## Given data:
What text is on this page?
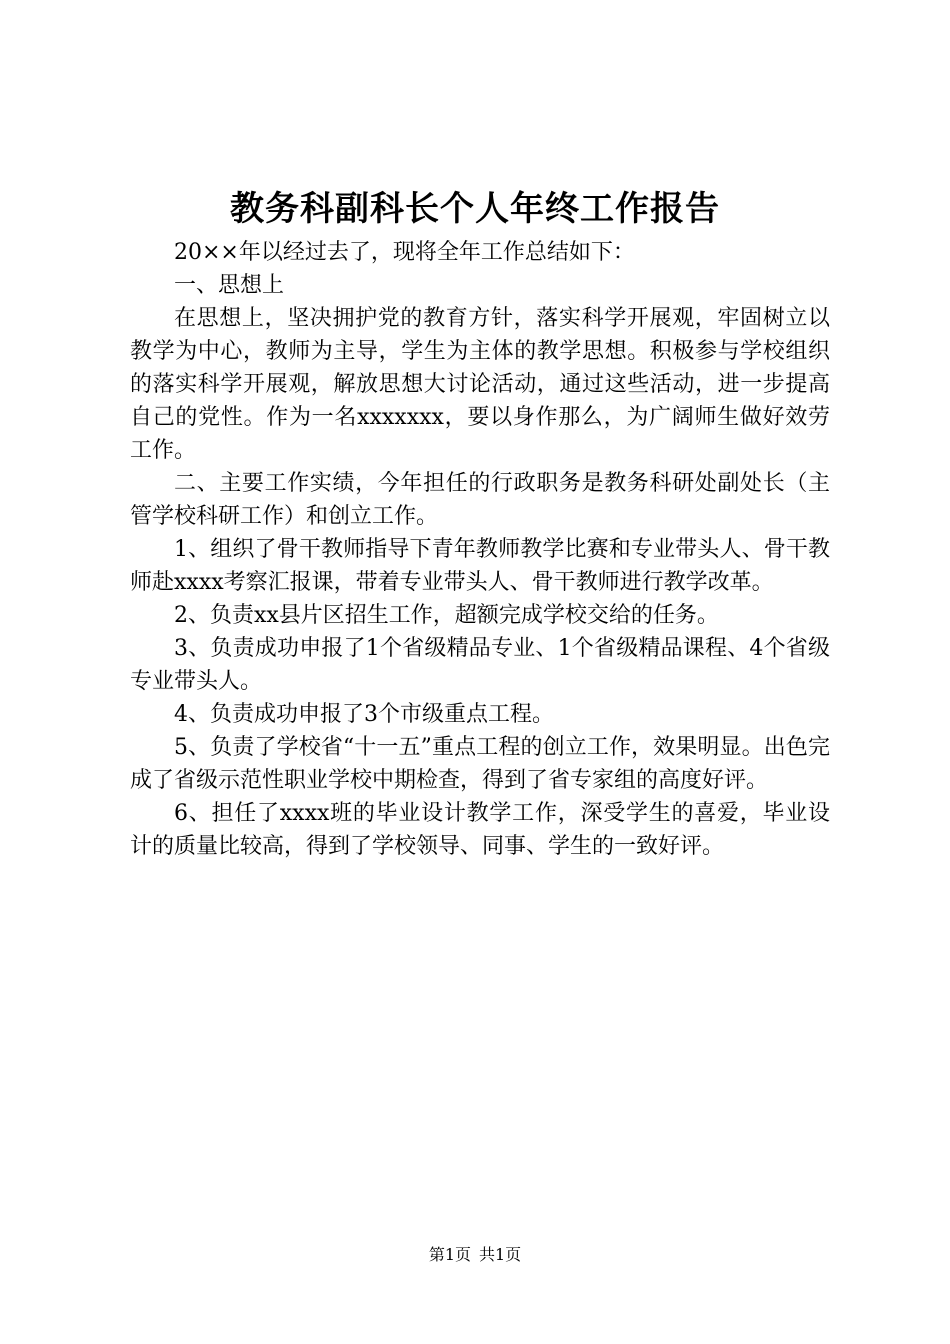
教务科副科长个人年终工作报告

20××年以经过去了，现将全年工作总结如下：

一、思想上

在思想上，坚决拥护党的教育方针，落实科学开展观，牢固树立以教学为中心，教师为主导，学生为主体的教学思想。积极参与学校组织的落实科学开展观，解放思想大讨论活动，通过这些活动，进一步提高自己的党性。作为一名xxxxxxx，要以身作那么，为广阔师生做好效劳工作。

二、主要工作实绩，今年担任的行政职务是教务科研处副处长（主管学校科研工作）和创立工作。

1、组织了骨干教师指导下青年教师教学比赛和专业带头人、骨干教师赴xxxx考察汇报课，带着专业带头人、骨干教师进行教学改革。

2、负责xx县片区招生工作，超额完成学校交给的任务。

3、负责成功申报了1个省级精品专业、1个省级精品课程、4个省级专业带头人。

4、负责成功申报了3个市级重点工程。

5、负责了学校省“十一五”重点工程的创立工作，效果明显。出色完成了省级示范性职业学校中期检查，得到了省专家组的高度好评。

6、担任了xxxx班的毕业设计教学工作，深受学生的喜爱，毕业设计的质量比较高，得到了学校领导、同事、学生的一致好评。

第1页 共1页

## What to produce:
The pictures in the entries should be left out; output everything else exactly.

## Correct answer:
What text is on this page?
教务科副科长个人年终工作报告

20××年以经过去了，现将全年工作总结如下：

一、思想上

在思想上，坚决拥护党的教育方针，落实科学开展观，牢固树立以教学为中心，教师为主导，学生为主体的教学思想。积极参与学校组织的落实科学开展观，解放思想大讨论活动，通过这些活动，进一步提高自己的党性。作为一名xxxxxxx，要以身作那么，为广阔师生做好效劳工作。

二、主要工作实绩，今年担任的行政职务是教务科研处副处长（主管学校科研工作）和创立工作。

1、组织了骨干教师指导下青年教师教学比赛和专业带头人、骨干教师赴xxxx考察汇报课，带着专业带头人、骨干教师进行教学改革。

2、负责xx县片区招生工作，超额完成学校交给的任务。

3、负责成功申报了1个省级精品专业、1个省级精品课程、4个省级专业带头人。

4、负责成功申报了3个市级重点工程。

5、负责了学校省“十一五”重点工程的创立工作，效果明显。出色完成了省级示范性职业学校中期检查，得到了省专家组的高度好评。

6、担任了xxxx班的毕业设计教学工作，深受学生的喜爱，毕业设计的质量比较高，得到了学校领导、同事、学生的一致好评。

第1页 共1页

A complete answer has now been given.